What is asked: The records that follow are to be repeated exactly, with the pictures removed.

Figure record listings
= = = = =

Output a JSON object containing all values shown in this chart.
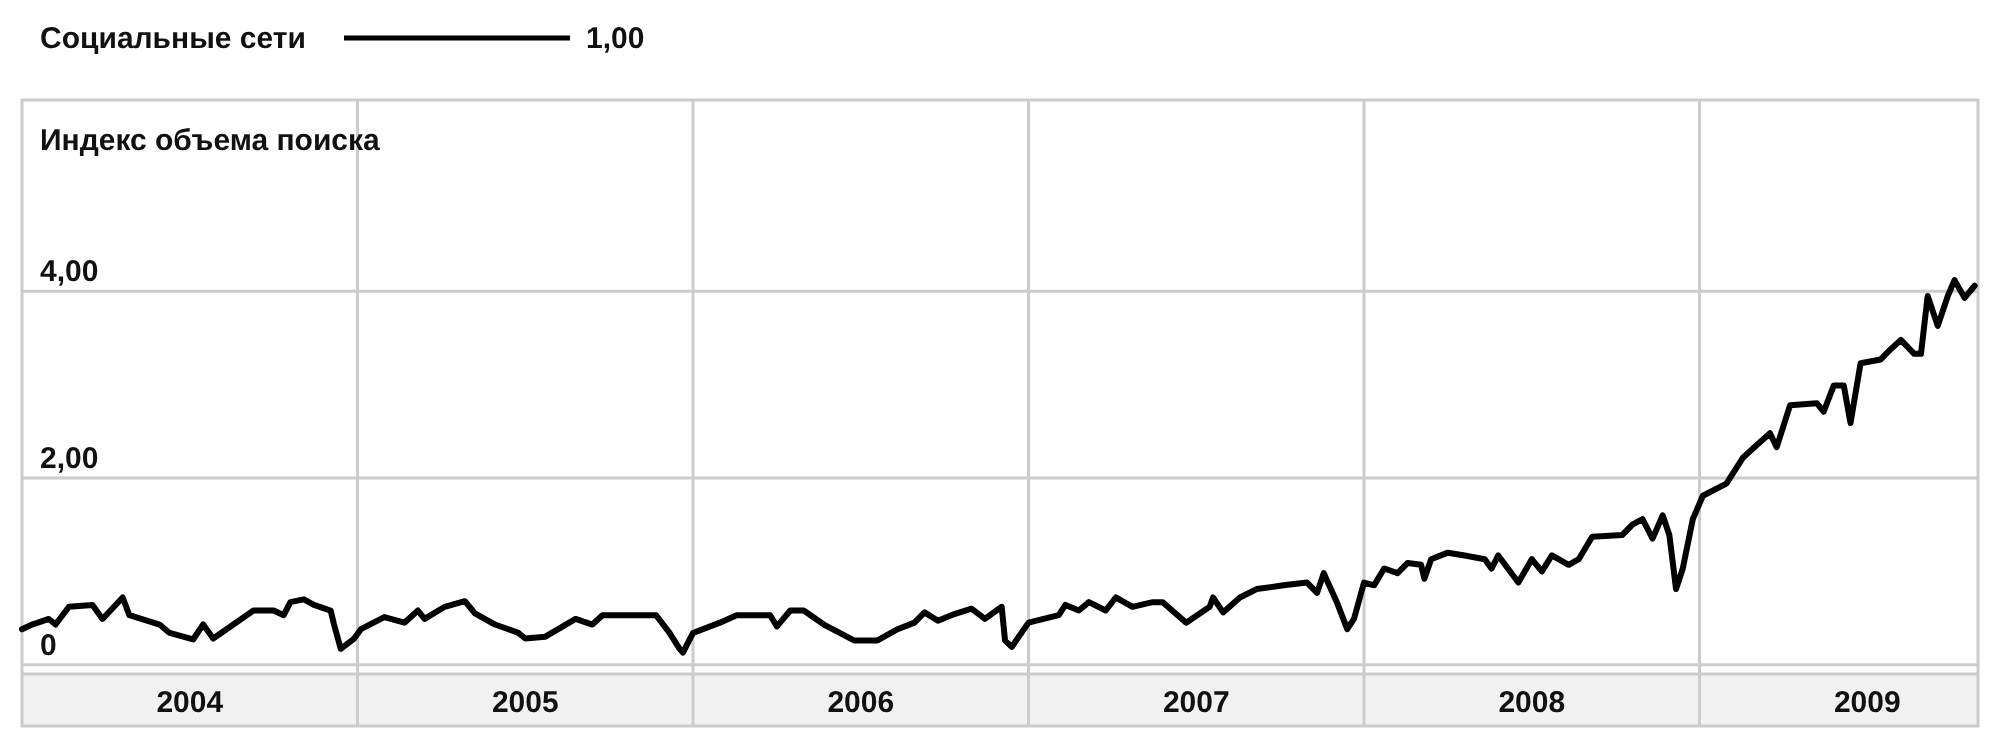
{
  "chart_data": {
    "type": "line",
    "ylabel": "Индекс объема поиска",
    "x": [
      2004.0,
      2004.03,
      2004.08,
      2004.1,
      2004.14,
      2004.21,
      2004.24,
      2004.3,
      2004.32,
      2004.41,
      2004.44,
      2004.51,
      2004.54,
      2004.57,
      2004.63,
      2004.69,
      2004.75,
      2004.78,
      2004.8,
      2004.84,
      2004.87,
      2004.92,
      2004.93,
      2004.95,
      2004.99,
      2005.01,
      2005.08,
      2005.14,
      2005.18,
      2005.2,
      2005.26,
      2005.32,
      2005.35,
      2005.41,
      2005.48,
      2005.5,
      2005.56,
      2005.65,
      2005.7,
      2005.73,
      2005.89,
      2005.93,
      2005.96,
      2005.97,
      2006.0,
      2006.08,
      2006.13,
      2006.23,
      2006.25,
      2006.29,
      2006.33,
      2006.39,
      2006.48,
      2006.55,
      2006.61,
      2006.66,
      2006.69,
      2006.73,
      2006.77,
      2006.83,
      2006.87,
      2006.92,
      2006.93,
      2006.95,
      2007.0,
      2007.09,
      2007.11,
      2007.15,
      2007.18,
      2007.23,
      2007.26,
      2007.31,
      2007.37,
      2007.4,
      2007.47,
      2007.54,
      2007.55,
      2007.58,
      2007.63,
      2007.68,
      2007.76,
      2007.83,
      2007.86,
      2007.88,
      2007.92,
      2007.95,
      2007.97,
      2008.0,
      2008.03,
      2008.06,
      2008.1,
      2008.13,
      2008.17,
      2008.18,
      2008.2,
      2008.25,
      2008.3,
      2008.36,
      2008.38,
      2008.4,
      2008.46,
      2008.5,
      2008.53,
      2008.56,
      2008.61,
      2008.64,
      2008.68,
      2008.77,
      2008.8,
      2008.83,
      2008.86,
      2008.89,
      2008.91,
      2008.93,
      2008.95,
      2008.98,
      2009.01,
      2009.08,
      2009.13,
      2009.17,
      2009.21,
      2009.23,
      2009.27,
      2009.35,
      2009.37,
      2009.4,
      2009.43,
      2009.45,
      2009.48,
      2009.54,
      2009.57,
      2009.6,
      2009.64,
      2009.66,
      2009.68,
      2009.71,
      2009.74,
      2009.76,
      2009.79,
      2009.82
    ],
    "series": [
      {
        "name": "Социальные сети",
        "color": "#000000",
        "values": [
          0.38,
          0.43,
          0.49,
          0.43,
          0.62,
          0.64,
          0.49,
          0.72,
          0.53,
          0.43,
          0.34,
          0.27,
          0.43,
          0.28,
          0.43,
          0.58,
          0.58,
          0.53,
          0.67,
          0.7,
          0.64,
          0.58,
          0.43,
          0.17,
          0.28,
          0.38,
          0.51,
          0.45,
          0.58,
          0.49,
          0.62,
          0.68,
          0.55,
          0.43,
          0.34,
          0.28,
          0.3,
          0.49,
          0.43,
          0.53,
          0.53,
          0.34,
          0.17,
          0.13,
          0.34,
          0.45,
          0.53,
          0.53,
          0.41,
          0.58,
          0.58,
          0.43,
          0.26,
          0.26,
          0.38,
          0.45,
          0.56,
          0.47,
          0.53,
          0.6,
          0.49,
          0.62,
          0.26,
          0.19,
          0.45,
          0.53,
          0.64,
          0.58,
          0.67,
          0.58,
          0.72,
          0.62,
          0.67,
          0.67,
          0.45,
          0.62,
          0.72,
          0.56,
          0.72,
          0.81,
          0.85,
          0.88,
          0.77,
          0.98,
          0.66,
          0.38,
          0.49,
          0.88,
          0.85,
          1.03,
          0.98,
          1.09,
          1.07,
          0.92,
          1.13,
          1.2,
          1.17,
          1.13,
          1.03,
          1.17,
          0.88,
          1.13,
          1.0,
          1.17,
          1.07,
          1.13,
          1.37,
          1.39,
          1.5,
          1.56,
          1.35,
          1.6,
          1.39,
          0.81,
          1.03,
          1.56,
          1.81,
          1.94,
          2.22,
          2.35,
          2.48,
          2.33,
          2.78,
          2.8,
          2.71,
          2.99,
          2.99,
          2.59,
          3.23,
          3.27,
          3.38,
          3.48,
          3.33,
          3.33,
          3.95,
          3.63,
          3.95,
          4.12,
          3.93,
          4.06
        ]
      }
    ],
    "xlim": [
      2004,
      2009.83
    ],
    "xticks": [
      {
        "value": 2004.5,
        "label": "2004"
      },
      {
        "value": 2005,
        "label": null
      },
      {
        "value": 2005.5,
        "label": "2005"
      },
      {
        "value": 2006,
        "label": null
      },
      {
        "value": 2006.5,
        "label": "2006"
      },
      {
        "value": 2007,
        "label": null
      },
      {
        "value": 2007.5,
        "label": "2007"
      },
      {
        "value": 2008,
        "label": null
      },
      {
        "value": 2008.5,
        "label": "2008"
      },
      {
        "value": 2009,
        "label": null
      },
      {
        "value": 2009.5,
        "label": "2009"
      }
    ],
    "ylim": [
      -0.1,
      6.05
    ],
    "yticks": [
      {
        "value": 0,
        "label": "0"
      },
      {
        "value": 2,
        "label": "2,00"
      },
      {
        "value": 4,
        "label": "4,00"
      }
    ],
    "grid": true,
    "legend": "top left",
    "line_style": "solid",
    "annotations": [
      "1,00"
    ]
  }
}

= = = = =

Worked answer:
Output a JSON object containing all values shown in this chart.
{
  "chart_data": {
    "type": "line",
    "ylabel": "Индекс объема поиска",
    "x": [
      2004.0,
      2004.03,
      2004.08,
      2004.1,
      2004.14,
      2004.21,
      2004.24,
      2004.3,
      2004.32,
      2004.41,
      2004.44,
      2004.51,
      2004.54,
      2004.57,
      2004.63,
      2004.69,
      2004.75,
      2004.78,
      2004.8,
      2004.84,
      2004.87,
      2004.92,
      2004.93,
      2004.95,
      2004.99,
      2005.01,
      2005.08,
      2005.14,
      2005.18,
      2005.2,
      2005.26,
      2005.32,
      2005.35,
      2005.41,
      2005.48,
      2005.5,
      2005.56,
      2005.65,
      2005.7,
      2005.73,
      2005.89,
      2005.93,
      2005.96,
      2005.97,
      2006.0,
      2006.08,
      2006.13,
      2006.23,
      2006.25,
      2006.29,
      2006.33,
      2006.39,
      2006.48,
      2006.55,
      2006.61,
      2006.66,
      2006.69,
      2006.73,
      2006.77,
      2006.83,
      2006.87,
      2006.92,
      2006.93,
      2006.95,
      2007.0,
      2007.09,
      2007.11,
      2007.15,
      2007.18,
      2007.23,
      2007.26,
      2007.31,
      2007.37,
      2007.4,
      2007.47,
      2007.54,
      2007.55,
      2007.58,
      2007.63,
      2007.68,
      2007.76,
      2007.83,
      2007.86,
      2007.88,
      2007.92,
      2007.95,
      2007.97,
      2008.0,
      2008.03,
      2008.06,
      2008.1,
      2008.13,
      2008.17,
      2008.18,
      2008.2,
      2008.25,
      2008.3,
      2008.36,
      2008.38,
      2008.4,
      2008.46,
      2008.5,
      2008.53,
      2008.56,
      2008.61,
      2008.64,
      2008.68,
      2008.77,
      2008.8,
      2008.83,
      2008.86,
      2008.89,
      2008.91,
      2008.93,
      2008.95,
      2008.98,
      2009.01,
      2009.08,
      2009.13,
      2009.17,
      2009.21,
      2009.23,
      2009.27,
      2009.35,
      2009.37,
      2009.4,
      2009.43,
      2009.45,
      2009.48,
      2009.54,
      2009.57,
      2009.6,
      2009.64,
      2009.66,
      2009.68,
      2009.71,
      2009.74,
      2009.76,
      2009.79,
      2009.82
    ],
    "series": [
      {
        "name": "Социальные сети",
        "color": "#000000",
        "values": [
          0.38,
          0.43,
          0.49,
          0.43,
          0.62,
          0.64,
          0.49,
          0.72,
          0.53,
          0.43,
          0.34,
          0.27,
          0.43,
          0.28,
          0.43,
          0.58,
          0.58,
          0.53,
          0.67,
          0.7,
          0.64,
          0.58,
          0.43,
          0.17,
          0.28,
          0.38,
          0.51,
          0.45,
          0.58,
          0.49,
          0.62,
          0.68,
          0.55,
          0.43,
          0.34,
          0.28,
          0.3,
          0.49,
          0.43,
          0.53,
          0.53,
          0.34,
          0.17,
          0.13,
          0.34,
          0.45,
          0.53,
          0.53,
          0.41,
          0.58,
          0.58,
          0.43,
          0.26,
          0.26,
          0.38,
          0.45,
          0.56,
          0.47,
          0.53,
          0.6,
          0.49,
          0.62,
          0.26,
          0.19,
          0.45,
          0.53,
          0.64,
          0.58,
          0.67,
          0.58,
          0.72,
          0.62,
          0.67,
          0.67,
          0.45,
          0.62,
          0.72,
          0.56,
          0.72,
          0.81,
          0.85,
          0.88,
          0.77,
          0.98,
          0.66,
          0.38,
          0.49,
          0.88,
          0.85,
          1.03,
          0.98,
          1.09,
          1.07,
          0.92,
          1.13,
          1.2,
          1.17,
          1.13,
          1.03,
          1.17,
          0.88,
          1.13,
          1.0,
          1.17,
          1.07,
          1.13,
          1.37,
          1.39,
          1.5,
          1.56,
          1.35,
          1.6,
          1.39,
          0.81,
          1.03,
          1.56,
          1.81,
          1.94,
          2.22,
          2.35,
          2.48,
          2.33,
          2.78,
          2.8,
          2.71,
          2.99,
          2.99,
          2.59,
          3.23,
          3.27,
          3.38,
          3.48,
          3.33,
          3.33,
          3.95,
          3.63,
          3.95,
          4.12,
          3.93,
          4.06
        ]
      }
    ],
    "xlim": [
      2004,
      2009.83
    ],
    "xticks": [
      {
        "value": 2004.5,
        "label": "2004"
      },
      {
        "value": 2005,
        "label": null
      },
      {
        "value": 2005.5,
        "label": "2005"
      },
      {
        "value": 2006,
        "label": null
      },
      {
        "value": 2006.5,
        "label": "2006"
      },
      {
        "value": 2007,
        "label": null
      },
      {
        "value": 2007.5,
        "label": "2007"
      },
      {
        "value": 2008,
        "label": null
      },
      {
        "value": 2008.5,
        "label": "2008"
      },
      {
        "value": 2009,
        "label": null
      },
      {
        "value": 2009.5,
        "label": "2009"
      }
    ],
    "ylim": [
      -0.1,
      6.05
    ],
    "yticks": [
      {
        "value": 0,
        "label": "0"
      },
      {
        "value": 2,
        "label": "2,00"
      },
      {
        "value": 4,
        "label": "4,00"
      }
    ],
    "grid": true,
    "legend": "top left",
    "line_style": "solid",
    "annotations": [
      "1,00"
    ]
  }
}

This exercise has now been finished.